* BEGIN Listing *
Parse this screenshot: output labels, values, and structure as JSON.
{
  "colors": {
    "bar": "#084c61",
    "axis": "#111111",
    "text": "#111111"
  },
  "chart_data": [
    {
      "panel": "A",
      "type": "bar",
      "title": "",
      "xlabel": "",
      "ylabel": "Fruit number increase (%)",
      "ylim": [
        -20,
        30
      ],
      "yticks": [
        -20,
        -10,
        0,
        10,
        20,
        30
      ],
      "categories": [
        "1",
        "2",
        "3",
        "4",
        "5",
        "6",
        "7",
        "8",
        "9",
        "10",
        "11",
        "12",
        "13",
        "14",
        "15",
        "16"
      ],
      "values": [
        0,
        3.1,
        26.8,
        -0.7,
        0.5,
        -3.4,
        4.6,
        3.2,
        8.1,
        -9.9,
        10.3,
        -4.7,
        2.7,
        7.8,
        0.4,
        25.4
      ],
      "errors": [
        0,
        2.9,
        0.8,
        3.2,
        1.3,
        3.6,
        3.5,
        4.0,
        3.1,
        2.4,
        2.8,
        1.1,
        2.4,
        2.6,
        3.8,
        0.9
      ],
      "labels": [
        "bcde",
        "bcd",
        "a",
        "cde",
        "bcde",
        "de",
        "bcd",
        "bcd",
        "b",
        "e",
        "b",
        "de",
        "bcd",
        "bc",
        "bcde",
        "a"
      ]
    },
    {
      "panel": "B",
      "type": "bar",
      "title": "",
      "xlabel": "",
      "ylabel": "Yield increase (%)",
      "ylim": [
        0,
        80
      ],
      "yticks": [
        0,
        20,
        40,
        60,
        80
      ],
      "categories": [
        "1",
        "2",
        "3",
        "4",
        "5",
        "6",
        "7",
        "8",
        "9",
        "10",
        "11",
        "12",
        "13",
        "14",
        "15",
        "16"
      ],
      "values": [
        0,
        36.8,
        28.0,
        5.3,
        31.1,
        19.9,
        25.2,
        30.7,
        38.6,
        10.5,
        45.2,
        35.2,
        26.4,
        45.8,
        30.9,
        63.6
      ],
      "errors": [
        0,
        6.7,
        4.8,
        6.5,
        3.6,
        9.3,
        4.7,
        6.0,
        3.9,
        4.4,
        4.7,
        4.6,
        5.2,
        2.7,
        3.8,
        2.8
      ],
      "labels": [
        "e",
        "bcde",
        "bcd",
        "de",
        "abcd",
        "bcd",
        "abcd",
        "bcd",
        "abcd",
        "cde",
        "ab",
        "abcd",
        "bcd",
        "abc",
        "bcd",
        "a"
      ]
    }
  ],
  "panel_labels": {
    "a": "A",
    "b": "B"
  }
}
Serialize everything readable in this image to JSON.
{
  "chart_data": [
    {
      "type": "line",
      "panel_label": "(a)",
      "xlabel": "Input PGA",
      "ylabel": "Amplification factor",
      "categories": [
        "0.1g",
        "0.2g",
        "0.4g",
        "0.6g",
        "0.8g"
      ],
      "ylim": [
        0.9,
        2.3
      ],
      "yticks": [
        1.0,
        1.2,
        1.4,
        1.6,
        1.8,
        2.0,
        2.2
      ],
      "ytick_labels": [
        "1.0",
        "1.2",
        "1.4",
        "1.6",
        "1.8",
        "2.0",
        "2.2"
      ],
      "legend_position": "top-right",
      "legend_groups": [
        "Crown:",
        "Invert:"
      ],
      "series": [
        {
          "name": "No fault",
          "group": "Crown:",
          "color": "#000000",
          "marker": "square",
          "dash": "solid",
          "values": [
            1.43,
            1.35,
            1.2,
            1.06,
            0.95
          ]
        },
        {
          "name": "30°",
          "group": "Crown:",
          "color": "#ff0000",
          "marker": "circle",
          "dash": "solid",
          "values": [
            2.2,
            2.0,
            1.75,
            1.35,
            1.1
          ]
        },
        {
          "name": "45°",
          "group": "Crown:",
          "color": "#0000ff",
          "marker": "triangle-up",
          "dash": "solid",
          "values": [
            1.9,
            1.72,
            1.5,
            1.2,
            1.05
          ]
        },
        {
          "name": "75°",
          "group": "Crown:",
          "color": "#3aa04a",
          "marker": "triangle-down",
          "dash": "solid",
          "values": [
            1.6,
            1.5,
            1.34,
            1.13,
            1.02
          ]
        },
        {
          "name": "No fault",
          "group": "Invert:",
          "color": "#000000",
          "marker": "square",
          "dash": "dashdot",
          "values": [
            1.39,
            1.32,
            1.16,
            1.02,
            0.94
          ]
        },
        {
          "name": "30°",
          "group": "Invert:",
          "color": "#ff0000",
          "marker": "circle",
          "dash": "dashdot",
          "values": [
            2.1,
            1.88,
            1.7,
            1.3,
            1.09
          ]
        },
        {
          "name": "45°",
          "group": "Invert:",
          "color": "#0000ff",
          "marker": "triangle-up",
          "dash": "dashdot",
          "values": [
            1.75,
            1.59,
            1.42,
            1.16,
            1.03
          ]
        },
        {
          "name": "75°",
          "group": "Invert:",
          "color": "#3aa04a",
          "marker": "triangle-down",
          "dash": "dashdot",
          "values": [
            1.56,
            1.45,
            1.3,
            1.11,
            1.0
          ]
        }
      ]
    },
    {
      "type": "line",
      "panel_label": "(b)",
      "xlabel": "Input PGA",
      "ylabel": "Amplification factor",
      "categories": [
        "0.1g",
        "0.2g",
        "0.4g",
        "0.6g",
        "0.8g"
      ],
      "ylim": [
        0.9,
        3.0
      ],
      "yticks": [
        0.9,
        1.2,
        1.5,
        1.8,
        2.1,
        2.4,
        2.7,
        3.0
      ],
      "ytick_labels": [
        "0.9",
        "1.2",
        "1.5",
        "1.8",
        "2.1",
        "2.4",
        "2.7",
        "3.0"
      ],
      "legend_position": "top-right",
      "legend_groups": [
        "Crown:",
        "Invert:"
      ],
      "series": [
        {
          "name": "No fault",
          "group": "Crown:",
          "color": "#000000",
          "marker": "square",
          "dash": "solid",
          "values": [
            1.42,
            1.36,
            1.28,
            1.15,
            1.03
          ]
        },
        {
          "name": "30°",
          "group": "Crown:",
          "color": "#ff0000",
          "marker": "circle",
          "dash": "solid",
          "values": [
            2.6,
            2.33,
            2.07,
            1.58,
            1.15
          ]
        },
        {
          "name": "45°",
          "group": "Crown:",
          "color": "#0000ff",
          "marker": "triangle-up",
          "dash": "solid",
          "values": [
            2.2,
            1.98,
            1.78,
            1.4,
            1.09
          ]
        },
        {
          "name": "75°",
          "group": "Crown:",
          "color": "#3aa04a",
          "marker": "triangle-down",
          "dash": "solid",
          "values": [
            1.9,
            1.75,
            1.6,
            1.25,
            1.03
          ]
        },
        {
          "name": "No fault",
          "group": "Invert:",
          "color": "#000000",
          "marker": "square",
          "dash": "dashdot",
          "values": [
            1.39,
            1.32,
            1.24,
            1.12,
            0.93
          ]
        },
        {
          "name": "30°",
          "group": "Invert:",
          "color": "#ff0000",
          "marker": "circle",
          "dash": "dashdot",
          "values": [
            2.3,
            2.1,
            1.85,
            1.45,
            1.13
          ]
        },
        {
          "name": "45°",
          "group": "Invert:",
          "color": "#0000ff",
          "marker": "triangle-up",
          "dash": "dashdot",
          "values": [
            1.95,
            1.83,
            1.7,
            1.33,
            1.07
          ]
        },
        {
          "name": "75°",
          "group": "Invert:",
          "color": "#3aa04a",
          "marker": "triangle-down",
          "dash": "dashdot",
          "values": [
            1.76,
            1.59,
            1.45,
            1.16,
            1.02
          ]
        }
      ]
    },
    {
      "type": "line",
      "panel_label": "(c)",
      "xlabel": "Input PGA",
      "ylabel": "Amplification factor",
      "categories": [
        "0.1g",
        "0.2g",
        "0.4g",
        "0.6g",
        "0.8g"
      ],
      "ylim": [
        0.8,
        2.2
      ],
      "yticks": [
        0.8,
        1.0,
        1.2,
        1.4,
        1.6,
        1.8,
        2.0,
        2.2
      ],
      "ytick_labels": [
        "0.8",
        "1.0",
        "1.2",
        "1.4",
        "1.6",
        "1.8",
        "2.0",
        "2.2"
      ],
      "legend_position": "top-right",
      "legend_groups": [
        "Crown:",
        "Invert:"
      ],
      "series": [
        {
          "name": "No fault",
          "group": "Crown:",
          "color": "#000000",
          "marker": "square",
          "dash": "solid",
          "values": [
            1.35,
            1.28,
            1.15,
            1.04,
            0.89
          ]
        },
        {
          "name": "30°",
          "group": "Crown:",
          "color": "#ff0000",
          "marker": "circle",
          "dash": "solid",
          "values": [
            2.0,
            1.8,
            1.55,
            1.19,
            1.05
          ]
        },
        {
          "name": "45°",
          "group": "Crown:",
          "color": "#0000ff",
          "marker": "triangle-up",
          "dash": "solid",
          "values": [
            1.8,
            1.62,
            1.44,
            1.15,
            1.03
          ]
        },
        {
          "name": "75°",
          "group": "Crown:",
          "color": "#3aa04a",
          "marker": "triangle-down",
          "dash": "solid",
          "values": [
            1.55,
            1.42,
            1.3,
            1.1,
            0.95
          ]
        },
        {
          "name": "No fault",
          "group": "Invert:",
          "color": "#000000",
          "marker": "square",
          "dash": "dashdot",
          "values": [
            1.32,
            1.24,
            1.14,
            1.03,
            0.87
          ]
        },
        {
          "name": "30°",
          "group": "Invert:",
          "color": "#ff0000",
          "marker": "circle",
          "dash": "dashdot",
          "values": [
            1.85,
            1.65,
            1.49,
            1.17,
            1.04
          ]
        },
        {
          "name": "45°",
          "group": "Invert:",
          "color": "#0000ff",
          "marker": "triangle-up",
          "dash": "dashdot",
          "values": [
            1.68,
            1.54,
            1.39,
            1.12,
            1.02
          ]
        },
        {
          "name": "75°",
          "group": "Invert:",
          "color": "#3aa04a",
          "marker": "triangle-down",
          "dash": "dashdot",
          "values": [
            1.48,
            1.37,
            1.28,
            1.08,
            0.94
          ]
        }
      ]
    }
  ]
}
* END Listing *
§ What to do: Say how many lines contain "JSON", and give nothing but that number.

§ Reply to the exercise: 2